**TO BE DONE:**
Locate the lines that hold the string "ikasita". Copy every such line.

-------- RECORDS SUPPLIED

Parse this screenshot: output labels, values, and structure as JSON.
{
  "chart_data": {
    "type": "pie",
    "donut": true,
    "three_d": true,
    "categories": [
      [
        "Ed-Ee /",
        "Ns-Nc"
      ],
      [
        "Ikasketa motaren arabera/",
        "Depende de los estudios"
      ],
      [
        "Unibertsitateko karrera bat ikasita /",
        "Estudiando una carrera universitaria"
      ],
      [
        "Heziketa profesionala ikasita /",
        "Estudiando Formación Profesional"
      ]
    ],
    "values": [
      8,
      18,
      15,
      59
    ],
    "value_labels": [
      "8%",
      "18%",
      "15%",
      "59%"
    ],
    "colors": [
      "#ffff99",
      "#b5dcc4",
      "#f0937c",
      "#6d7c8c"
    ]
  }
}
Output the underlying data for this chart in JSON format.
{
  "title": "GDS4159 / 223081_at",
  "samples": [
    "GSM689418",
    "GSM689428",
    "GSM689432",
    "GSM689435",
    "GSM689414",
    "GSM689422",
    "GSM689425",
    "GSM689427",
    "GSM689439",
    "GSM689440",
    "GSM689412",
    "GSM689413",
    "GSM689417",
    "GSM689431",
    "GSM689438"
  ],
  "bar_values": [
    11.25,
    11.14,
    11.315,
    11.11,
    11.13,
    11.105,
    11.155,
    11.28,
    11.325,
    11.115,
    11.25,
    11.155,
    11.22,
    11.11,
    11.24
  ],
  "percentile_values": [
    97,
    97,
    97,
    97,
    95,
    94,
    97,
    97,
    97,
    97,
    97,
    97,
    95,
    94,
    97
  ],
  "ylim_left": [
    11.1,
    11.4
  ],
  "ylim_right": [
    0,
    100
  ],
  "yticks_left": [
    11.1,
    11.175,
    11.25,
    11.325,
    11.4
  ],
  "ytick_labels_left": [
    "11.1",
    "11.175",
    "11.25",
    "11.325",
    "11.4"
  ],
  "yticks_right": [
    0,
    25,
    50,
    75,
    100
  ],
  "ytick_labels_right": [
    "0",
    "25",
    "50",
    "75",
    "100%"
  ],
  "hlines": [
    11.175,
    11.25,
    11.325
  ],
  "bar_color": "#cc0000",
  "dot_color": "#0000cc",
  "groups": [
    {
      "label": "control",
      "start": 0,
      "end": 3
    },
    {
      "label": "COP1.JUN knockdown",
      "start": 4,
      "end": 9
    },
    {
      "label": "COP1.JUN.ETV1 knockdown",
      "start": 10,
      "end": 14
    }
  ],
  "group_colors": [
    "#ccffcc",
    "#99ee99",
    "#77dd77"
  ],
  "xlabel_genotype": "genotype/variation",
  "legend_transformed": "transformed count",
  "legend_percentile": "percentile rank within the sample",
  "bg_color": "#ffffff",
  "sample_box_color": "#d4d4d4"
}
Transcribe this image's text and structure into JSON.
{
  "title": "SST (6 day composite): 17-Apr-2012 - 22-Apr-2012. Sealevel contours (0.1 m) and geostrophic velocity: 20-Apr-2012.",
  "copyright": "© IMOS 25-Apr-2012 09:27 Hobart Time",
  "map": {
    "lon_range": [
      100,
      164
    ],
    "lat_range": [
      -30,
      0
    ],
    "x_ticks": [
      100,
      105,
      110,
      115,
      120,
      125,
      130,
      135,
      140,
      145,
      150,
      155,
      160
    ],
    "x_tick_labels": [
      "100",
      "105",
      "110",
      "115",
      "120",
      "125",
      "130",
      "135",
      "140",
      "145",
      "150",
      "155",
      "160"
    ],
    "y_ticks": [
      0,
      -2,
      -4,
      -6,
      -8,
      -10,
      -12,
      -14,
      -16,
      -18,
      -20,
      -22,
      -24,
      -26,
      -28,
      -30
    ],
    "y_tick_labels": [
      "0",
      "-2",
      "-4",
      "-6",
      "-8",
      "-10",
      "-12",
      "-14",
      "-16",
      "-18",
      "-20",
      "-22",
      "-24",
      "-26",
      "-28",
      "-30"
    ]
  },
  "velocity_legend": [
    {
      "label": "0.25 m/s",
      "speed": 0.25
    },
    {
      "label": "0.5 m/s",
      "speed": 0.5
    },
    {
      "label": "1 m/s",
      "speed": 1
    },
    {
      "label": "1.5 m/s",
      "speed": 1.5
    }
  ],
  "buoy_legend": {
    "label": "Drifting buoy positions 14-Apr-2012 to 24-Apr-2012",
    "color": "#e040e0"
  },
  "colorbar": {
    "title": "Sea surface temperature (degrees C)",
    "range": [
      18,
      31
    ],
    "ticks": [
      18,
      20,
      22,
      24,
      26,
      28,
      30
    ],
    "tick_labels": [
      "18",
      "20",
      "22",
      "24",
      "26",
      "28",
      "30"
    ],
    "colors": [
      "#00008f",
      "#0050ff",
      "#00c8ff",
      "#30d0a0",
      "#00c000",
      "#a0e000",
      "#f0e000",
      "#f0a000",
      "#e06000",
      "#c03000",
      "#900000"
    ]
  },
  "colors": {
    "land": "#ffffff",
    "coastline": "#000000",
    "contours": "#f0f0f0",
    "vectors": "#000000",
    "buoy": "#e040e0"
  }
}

----------------
-------- RECORDS SUPPLIED

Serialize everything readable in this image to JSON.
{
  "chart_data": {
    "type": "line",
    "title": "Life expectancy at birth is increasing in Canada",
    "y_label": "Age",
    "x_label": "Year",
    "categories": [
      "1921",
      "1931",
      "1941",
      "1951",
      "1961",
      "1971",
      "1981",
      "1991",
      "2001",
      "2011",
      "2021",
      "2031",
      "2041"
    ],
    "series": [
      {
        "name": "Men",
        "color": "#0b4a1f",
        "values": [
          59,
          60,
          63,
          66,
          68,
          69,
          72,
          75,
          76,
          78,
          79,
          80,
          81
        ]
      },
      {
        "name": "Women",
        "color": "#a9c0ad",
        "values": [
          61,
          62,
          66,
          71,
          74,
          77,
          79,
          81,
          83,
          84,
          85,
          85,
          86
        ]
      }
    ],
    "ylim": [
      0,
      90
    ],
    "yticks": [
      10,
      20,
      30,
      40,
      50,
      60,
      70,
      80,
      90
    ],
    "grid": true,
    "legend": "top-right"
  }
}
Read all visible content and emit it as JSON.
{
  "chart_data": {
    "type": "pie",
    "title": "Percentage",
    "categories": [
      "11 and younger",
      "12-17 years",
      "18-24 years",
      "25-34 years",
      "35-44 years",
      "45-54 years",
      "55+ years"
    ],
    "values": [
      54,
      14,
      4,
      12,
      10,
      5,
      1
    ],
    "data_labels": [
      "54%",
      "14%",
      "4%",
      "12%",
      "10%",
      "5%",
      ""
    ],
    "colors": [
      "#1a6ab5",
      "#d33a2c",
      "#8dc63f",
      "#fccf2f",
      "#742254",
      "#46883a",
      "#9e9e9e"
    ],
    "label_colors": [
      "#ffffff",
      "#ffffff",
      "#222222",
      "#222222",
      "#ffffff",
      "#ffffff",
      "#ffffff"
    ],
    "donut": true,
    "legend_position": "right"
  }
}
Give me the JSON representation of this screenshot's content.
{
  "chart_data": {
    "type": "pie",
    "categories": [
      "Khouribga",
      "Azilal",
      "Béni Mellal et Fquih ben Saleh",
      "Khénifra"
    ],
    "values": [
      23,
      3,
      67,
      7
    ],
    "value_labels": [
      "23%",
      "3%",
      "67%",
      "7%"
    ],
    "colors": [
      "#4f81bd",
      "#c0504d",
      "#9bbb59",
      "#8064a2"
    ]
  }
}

----------------

**WORKED SOLUTION:**
        "Unibertsitateko karrera bat ikasita /",
        "Heziketa profesionala ikasita /",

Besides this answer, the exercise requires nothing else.